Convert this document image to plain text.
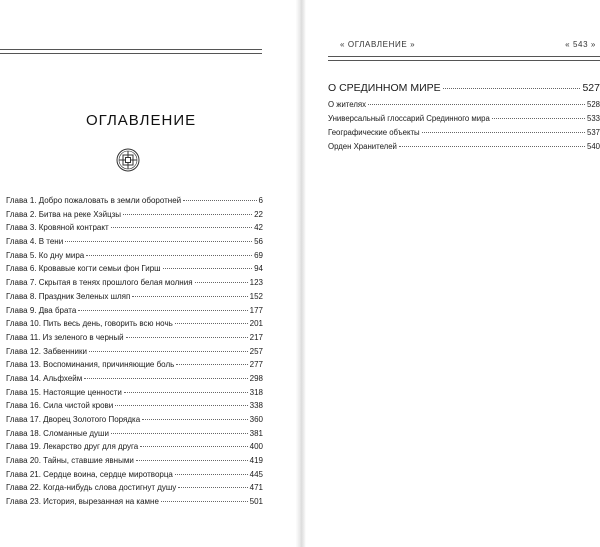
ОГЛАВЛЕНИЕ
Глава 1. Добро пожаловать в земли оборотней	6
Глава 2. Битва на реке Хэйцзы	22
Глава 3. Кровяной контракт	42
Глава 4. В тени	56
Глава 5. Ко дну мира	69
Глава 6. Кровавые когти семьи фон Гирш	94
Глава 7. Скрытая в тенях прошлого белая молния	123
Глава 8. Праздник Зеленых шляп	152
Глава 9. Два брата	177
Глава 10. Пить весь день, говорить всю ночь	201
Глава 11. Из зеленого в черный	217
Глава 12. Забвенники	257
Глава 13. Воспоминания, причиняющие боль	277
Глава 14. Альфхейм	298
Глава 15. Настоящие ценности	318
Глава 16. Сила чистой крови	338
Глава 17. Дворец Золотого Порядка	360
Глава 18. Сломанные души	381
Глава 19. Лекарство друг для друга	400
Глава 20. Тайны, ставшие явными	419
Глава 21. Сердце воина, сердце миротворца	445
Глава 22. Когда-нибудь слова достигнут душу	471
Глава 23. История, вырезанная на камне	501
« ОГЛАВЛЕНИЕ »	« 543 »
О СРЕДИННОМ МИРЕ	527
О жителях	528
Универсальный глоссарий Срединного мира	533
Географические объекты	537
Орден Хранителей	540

Aim of the exercise |
The pictures should not be reproduced; quote all of the other material exactly.

Exercise answer |
Convert this document image to plain text.
ОГЛАВЛЕНИЕ
Глава 1. Добро пожаловать в земли оборотней	6
Глава 2. Битва на реке Хэйцзы	22
Глава 3. Кровяной контракт	42
Глава 4. В тени	56
Глава 5. Ко дну мира	69
Глава 6. Кровавые когти семьи фон Гирш	94
Глава 7. Скрытая в тенях прошлого белая молния	123
Глава 8. Праздник Зеленых шляп	152
Глава 9. Два брата	177
Глава 10. Пить весь день, говорить всю ночь	201
Глава 11. Из зеленого в черный	217
Глава 12. Забвенники	257
Глава 13. Воспоминания, причиняющие боль	277
Глава 14. Альфхейм	298
Глава 15. Настоящие ценности	318
Глава 16. Сила чистой крови	338
Глава 17. Дворец Золотого Порядка	360
Глава 18. Сломанные души	381
Глава 19. Лекарство друг для друга	400
Глава 20. Тайны, ставшие явными	419
Глава 21. Сердце воина, сердце миротворца	445
Глава 22. Когда-нибудь слова достигнут душу	471
Глава 23. История, вырезанная на камне	501
« ОГЛАВЛЕНИЕ »	« 543 »
О СРЕДИННОМ МИРЕ	527
О жителях	528
Универсальный глоссарий Срединного мира	533
Географические объекты	537
Орден Хранителей	540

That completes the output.